Work to be completed: Return the entries below in their exact form, leaving the pictures out.

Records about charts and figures
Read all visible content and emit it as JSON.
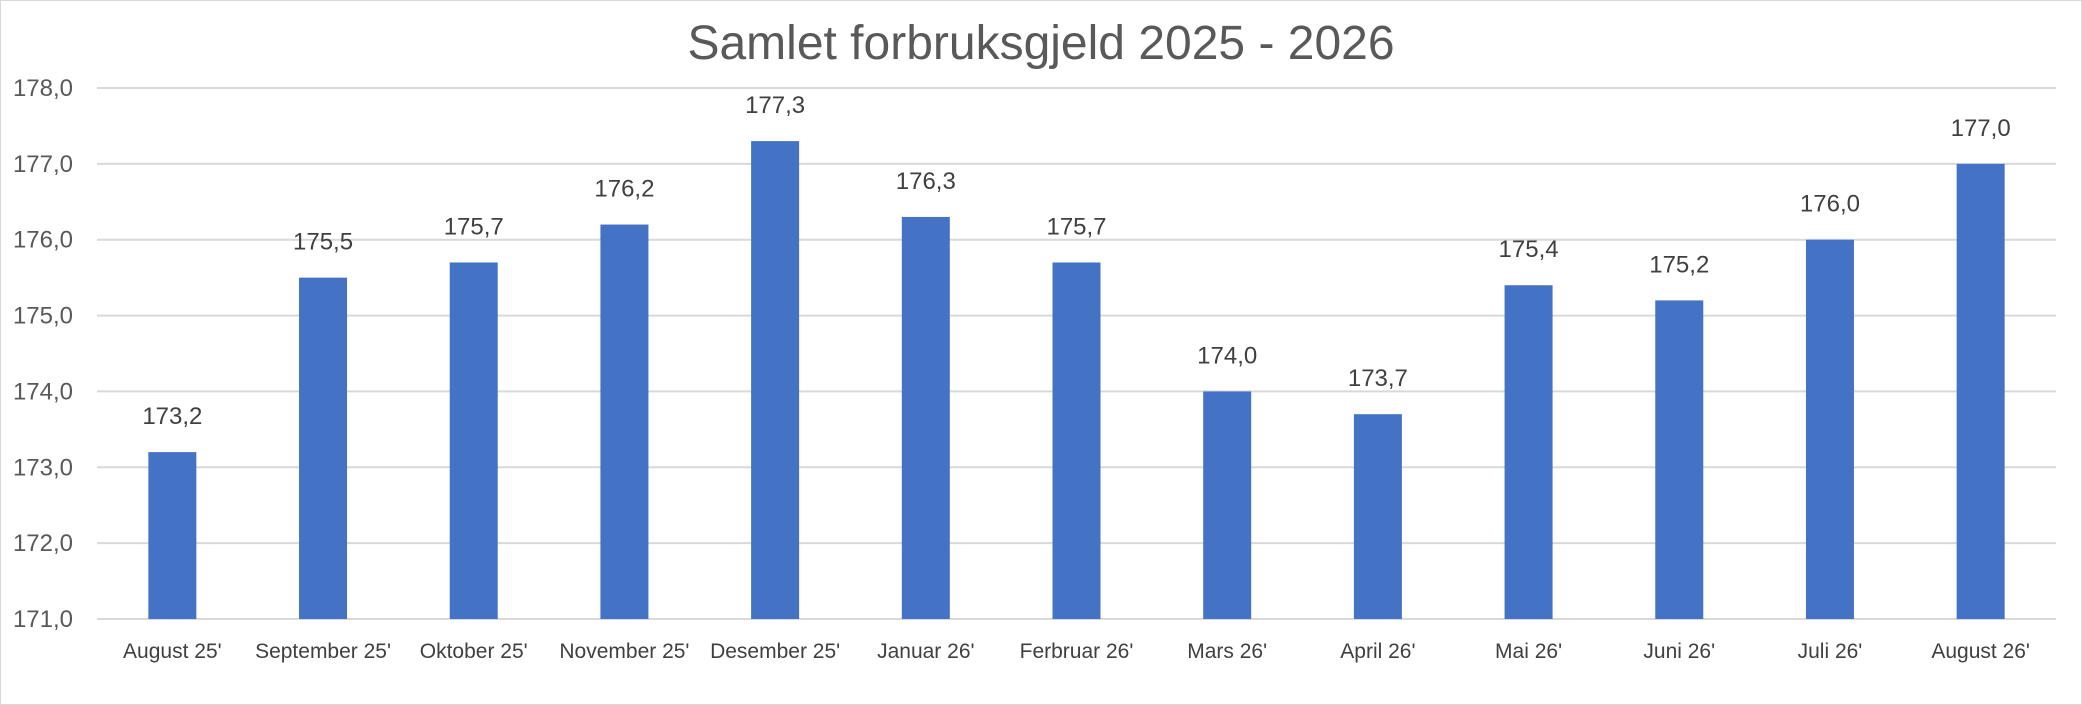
{
  "chart_data": {
    "type": "bar",
    "title": "Samlet forbruksgjeld 2025 - 2026",
    "xlabel": "",
    "ylabel": "",
    "ylim": [
      171.0,
      178.0
    ],
    "yticks": [
      "171,0",
      "172,0",
      "173,0",
      "174,0",
      "175,0",
      "176,0",
      "177,0",
      "178,0"
    ],
    "grid": true,
    "legend": "none",
    "bar_color": "#4472c4",
    "categories": [
      "August 25'",
      "September 25'",
      "Oktober 25'",
      "November 25'",
      "Desember 25'",
      "Januar 26'",
      "Ferbruar 26'",
      "Mars 26'",
      "April 26'",
      "Mai 26'",
      "Juni 26'",
      "Juli 26'",
      "August 26'"
    ],
    "values": [
      173.2,
      175.5,
      175.7,
      176.2,
      177.3,
      176.3,
      175.7,
      174.0,
      173.7,
      175.4,
      175.2,
      176.0,
      177.0
    ],
    "data_labels": [
      "173,2",
      "175,5",
      "175,7",
      "176,2",
      "177,3",
      "176,3",
      "175,7",
      "174,0",
      "173,7",
      "175,4",
      "175,2",
      "176,0",
      "177,0"
    ]
  }
}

Expected output:
Read all visible content and emit it as JSON.
{
  "chart_data": {
    "type": "bar",
    "title": "Samlet forbruksgjeld 2025 - 2026",
    "xlabel": "",
    "ylabel": "",
    "ylim": [
      171.0,
      178.0
    ],
    "yticks": [
      "171,0",
      "172,0",
      "173,0",
      "174,0",
      "175,0",
      "176,0",
      "177,0",
      "178,0"
    ],
    "grid": true,
    "legend": "none",
    "bar_color": "#4472c4",
    "categories": [
      "August 25'",
      "September 25'",
      "Oktober 25'",
      "November 25'",
      "Desember 25'",
      "Januar 26'",
      "Ferbruar 26'",
      "Mars 26'",
      "April 26'",
      "Mai 26'",
      "Juni 26'",
      "Juli 26'",
      "August 26'"
    ],
    "values": [
      173.2,
      175.5,
      175.7,
      176.2,
      177.3,
      176.3,
      175.7,
      174.0,
      173.7,
      175.4,
      175.2,
      176.0,
      177.0
    ],
    "data_labels": [
      "173,2",
      "175,5",
      "175,7",
      "176,2",
      "177,3",
      "176,3",
      "175,7",
      "174,0",
      "173,7",
      "175,4",
      "175,2",
      "176,0",
      "177,0"
    ]
  }
}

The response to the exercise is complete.